--- START ---
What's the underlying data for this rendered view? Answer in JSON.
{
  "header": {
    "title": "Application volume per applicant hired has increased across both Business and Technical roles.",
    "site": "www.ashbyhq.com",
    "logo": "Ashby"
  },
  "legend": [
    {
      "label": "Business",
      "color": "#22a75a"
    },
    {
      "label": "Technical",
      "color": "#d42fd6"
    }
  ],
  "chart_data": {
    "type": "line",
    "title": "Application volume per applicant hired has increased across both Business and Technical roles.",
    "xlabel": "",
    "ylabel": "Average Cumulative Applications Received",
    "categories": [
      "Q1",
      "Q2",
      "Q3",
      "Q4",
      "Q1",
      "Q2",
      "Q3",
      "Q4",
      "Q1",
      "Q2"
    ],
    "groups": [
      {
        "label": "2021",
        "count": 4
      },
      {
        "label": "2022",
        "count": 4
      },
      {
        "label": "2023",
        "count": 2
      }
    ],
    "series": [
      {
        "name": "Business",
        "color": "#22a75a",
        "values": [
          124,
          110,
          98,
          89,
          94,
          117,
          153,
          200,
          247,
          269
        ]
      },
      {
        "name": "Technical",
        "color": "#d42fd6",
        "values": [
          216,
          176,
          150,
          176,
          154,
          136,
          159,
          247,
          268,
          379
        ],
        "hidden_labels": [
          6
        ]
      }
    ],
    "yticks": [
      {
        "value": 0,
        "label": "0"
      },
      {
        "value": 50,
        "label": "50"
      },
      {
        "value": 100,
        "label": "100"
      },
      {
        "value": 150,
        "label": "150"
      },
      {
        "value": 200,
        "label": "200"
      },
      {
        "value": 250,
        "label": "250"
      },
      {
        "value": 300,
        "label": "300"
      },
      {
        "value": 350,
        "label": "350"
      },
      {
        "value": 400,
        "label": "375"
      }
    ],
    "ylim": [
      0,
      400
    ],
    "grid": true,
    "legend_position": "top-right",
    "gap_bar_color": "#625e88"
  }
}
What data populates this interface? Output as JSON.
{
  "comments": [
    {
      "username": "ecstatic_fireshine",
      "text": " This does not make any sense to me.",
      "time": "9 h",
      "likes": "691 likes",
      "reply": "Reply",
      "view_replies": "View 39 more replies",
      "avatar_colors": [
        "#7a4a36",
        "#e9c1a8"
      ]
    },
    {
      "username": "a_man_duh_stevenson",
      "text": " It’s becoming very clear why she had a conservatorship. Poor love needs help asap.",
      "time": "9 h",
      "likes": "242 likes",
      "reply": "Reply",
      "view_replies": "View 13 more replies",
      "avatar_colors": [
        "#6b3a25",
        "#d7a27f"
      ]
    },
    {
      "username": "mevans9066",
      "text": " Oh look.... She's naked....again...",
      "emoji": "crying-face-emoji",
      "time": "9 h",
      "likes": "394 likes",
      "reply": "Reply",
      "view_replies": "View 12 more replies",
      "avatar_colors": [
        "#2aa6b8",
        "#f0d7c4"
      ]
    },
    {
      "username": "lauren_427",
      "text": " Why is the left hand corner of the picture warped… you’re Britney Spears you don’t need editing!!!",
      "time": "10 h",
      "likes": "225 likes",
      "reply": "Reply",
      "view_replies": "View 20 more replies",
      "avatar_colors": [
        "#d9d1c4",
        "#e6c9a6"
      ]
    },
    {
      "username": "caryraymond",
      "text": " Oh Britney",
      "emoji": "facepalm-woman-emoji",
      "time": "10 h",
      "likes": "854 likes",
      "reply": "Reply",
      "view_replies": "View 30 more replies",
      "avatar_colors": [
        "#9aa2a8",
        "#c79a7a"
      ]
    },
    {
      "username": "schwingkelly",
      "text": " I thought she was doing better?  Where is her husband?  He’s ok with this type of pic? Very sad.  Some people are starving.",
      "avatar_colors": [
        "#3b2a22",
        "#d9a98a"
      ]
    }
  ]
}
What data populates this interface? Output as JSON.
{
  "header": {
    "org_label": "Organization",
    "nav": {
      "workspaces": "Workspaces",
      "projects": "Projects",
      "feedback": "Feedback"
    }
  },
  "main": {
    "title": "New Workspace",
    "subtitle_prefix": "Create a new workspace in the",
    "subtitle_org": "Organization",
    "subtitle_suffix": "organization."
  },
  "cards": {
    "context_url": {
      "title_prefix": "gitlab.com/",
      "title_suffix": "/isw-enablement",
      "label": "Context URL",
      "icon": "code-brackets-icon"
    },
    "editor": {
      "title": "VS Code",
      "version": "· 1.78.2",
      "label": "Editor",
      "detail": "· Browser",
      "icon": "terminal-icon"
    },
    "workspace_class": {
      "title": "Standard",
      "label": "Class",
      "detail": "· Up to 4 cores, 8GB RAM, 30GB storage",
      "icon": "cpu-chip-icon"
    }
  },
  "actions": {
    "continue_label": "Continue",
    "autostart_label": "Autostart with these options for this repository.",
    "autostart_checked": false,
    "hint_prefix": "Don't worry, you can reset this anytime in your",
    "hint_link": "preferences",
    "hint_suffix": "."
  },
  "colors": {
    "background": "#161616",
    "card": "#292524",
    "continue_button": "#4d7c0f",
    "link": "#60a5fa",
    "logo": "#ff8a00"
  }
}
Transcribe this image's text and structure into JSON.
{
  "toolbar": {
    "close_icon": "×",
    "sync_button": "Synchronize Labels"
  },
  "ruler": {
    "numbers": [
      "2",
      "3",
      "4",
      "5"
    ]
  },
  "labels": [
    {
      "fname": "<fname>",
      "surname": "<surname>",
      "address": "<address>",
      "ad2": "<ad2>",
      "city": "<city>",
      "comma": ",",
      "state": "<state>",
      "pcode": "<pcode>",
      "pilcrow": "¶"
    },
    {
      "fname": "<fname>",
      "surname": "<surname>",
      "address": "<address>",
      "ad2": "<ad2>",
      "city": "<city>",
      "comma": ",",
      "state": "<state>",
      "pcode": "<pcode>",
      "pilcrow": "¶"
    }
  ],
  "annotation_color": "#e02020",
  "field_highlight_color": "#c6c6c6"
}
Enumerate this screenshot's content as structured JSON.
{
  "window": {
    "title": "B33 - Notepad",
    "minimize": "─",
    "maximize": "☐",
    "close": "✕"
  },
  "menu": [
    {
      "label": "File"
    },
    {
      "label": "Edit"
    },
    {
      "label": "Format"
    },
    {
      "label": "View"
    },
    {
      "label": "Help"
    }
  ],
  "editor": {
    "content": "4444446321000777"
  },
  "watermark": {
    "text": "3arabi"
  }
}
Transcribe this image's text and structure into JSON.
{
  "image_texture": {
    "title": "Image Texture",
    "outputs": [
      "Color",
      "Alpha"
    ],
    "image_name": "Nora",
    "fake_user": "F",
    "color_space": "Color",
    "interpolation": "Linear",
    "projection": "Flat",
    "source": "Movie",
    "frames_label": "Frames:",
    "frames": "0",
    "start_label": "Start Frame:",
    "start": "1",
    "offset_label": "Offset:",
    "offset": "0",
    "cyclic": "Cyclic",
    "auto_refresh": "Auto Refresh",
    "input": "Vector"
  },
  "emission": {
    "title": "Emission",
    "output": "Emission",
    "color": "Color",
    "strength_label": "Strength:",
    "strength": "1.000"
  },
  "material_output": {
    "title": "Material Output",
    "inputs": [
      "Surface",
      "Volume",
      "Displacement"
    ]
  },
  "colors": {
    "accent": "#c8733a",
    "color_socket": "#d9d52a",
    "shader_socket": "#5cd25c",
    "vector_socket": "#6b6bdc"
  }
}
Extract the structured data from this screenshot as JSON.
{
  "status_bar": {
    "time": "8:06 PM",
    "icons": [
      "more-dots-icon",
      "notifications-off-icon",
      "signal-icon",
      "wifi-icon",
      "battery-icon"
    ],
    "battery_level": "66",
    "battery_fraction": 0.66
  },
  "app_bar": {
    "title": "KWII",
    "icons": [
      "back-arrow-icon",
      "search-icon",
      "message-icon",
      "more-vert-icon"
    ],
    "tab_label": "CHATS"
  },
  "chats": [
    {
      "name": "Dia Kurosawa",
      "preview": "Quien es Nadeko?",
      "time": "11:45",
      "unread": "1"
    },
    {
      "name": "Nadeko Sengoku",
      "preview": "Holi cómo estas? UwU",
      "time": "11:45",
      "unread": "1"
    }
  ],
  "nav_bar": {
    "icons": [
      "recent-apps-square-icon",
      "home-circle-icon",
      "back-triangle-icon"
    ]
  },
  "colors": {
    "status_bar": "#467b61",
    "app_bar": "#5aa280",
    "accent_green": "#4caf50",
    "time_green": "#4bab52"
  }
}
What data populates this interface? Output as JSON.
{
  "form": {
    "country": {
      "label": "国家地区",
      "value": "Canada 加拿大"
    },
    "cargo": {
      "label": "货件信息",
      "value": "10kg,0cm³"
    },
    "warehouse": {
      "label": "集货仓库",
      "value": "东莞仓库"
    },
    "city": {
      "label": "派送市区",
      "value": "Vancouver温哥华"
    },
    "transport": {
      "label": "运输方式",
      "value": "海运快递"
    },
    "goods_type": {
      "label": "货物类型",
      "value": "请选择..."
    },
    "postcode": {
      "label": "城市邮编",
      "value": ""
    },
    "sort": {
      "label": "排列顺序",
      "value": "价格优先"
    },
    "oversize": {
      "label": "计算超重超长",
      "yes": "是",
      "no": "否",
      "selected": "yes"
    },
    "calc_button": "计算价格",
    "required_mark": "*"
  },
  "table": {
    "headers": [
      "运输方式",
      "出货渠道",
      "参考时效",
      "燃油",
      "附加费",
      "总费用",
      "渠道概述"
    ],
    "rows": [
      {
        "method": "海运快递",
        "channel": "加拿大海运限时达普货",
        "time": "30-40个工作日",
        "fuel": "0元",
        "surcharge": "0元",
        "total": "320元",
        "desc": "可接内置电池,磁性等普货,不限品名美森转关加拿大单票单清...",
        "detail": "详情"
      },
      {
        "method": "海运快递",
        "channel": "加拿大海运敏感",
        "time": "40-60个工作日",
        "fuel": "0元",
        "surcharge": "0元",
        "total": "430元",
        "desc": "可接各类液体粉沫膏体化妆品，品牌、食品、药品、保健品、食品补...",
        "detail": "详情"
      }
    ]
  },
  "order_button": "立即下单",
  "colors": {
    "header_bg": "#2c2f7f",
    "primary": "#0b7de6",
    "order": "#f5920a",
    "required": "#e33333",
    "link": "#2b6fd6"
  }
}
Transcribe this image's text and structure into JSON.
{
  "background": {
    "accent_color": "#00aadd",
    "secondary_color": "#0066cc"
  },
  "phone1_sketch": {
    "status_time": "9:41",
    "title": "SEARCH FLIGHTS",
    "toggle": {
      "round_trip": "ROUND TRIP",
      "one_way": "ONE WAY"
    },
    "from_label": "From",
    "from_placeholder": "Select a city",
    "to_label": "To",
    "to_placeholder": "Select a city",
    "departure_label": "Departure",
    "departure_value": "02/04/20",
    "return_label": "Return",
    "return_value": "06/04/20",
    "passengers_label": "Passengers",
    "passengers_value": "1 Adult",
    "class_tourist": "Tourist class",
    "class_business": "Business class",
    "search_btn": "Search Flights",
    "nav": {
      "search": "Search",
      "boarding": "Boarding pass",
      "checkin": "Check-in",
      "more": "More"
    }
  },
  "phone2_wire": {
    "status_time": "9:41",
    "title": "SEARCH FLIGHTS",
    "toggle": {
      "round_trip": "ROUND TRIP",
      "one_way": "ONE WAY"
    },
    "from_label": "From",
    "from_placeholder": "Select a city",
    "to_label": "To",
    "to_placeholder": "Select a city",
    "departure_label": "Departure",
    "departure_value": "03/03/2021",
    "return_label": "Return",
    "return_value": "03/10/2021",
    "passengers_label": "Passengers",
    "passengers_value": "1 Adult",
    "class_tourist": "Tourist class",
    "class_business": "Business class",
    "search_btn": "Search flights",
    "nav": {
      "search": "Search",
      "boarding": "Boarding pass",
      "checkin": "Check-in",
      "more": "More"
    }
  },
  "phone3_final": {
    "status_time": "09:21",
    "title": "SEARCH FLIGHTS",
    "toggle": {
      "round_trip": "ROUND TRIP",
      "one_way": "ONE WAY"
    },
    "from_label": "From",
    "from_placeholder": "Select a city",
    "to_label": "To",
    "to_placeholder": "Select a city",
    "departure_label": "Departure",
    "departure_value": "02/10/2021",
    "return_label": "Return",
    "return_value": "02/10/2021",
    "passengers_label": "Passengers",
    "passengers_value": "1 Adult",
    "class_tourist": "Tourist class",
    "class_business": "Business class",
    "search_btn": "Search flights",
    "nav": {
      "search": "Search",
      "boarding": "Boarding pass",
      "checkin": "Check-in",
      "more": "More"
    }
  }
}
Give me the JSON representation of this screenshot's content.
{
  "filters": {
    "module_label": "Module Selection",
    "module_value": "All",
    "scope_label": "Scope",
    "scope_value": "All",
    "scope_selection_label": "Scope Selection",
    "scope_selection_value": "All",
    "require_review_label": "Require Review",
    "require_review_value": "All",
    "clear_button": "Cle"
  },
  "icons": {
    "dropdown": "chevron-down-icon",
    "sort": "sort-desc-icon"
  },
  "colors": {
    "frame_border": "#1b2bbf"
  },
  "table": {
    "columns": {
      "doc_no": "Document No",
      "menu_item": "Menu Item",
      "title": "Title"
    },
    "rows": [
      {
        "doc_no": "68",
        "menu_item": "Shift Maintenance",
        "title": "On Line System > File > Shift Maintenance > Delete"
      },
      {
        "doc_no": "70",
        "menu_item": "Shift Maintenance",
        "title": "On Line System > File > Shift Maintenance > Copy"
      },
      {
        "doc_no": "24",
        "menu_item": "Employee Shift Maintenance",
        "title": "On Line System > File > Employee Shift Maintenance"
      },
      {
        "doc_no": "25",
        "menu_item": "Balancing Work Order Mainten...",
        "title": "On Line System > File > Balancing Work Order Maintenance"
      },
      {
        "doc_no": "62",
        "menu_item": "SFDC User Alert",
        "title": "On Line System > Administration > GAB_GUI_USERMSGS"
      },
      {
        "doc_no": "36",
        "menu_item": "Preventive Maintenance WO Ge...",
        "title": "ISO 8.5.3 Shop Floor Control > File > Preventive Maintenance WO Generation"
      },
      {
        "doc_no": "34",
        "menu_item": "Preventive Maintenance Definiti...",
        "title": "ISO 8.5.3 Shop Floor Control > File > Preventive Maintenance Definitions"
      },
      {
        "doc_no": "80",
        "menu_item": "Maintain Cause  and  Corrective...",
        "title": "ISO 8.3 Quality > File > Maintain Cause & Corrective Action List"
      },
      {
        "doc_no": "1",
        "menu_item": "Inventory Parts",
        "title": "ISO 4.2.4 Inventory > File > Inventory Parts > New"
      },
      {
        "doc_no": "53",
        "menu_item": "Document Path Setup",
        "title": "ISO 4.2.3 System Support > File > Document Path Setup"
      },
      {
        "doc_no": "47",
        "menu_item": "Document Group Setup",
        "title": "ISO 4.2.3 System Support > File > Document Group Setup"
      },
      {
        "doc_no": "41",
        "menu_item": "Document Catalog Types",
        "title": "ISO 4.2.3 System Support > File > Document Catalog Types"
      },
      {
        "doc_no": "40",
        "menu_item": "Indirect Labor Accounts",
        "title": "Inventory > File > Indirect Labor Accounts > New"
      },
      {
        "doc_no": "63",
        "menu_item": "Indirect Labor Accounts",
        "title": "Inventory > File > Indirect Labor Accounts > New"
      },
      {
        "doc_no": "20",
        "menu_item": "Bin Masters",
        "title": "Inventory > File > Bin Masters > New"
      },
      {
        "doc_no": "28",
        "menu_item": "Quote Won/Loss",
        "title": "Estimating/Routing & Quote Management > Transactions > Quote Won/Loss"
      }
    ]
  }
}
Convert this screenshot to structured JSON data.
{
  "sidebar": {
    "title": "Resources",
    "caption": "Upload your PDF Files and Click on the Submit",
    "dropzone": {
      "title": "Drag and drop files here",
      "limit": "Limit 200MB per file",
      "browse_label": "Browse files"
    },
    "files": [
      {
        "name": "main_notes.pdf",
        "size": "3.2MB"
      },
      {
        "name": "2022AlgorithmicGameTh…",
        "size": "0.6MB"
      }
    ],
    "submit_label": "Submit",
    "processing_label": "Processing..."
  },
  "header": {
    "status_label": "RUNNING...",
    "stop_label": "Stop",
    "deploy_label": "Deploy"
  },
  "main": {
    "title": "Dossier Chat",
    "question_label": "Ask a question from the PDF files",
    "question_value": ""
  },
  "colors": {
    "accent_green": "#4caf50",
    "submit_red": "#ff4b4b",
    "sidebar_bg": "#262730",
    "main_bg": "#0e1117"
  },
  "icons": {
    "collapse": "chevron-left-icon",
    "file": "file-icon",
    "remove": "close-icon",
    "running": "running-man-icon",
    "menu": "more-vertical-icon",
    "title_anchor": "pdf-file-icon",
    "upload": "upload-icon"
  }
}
--- END ---
For each line of the entries that includes "Masters", show that line.

        "menu_item": "Bin Masters",
        "title": "Inventory > File > Bin Masters > New"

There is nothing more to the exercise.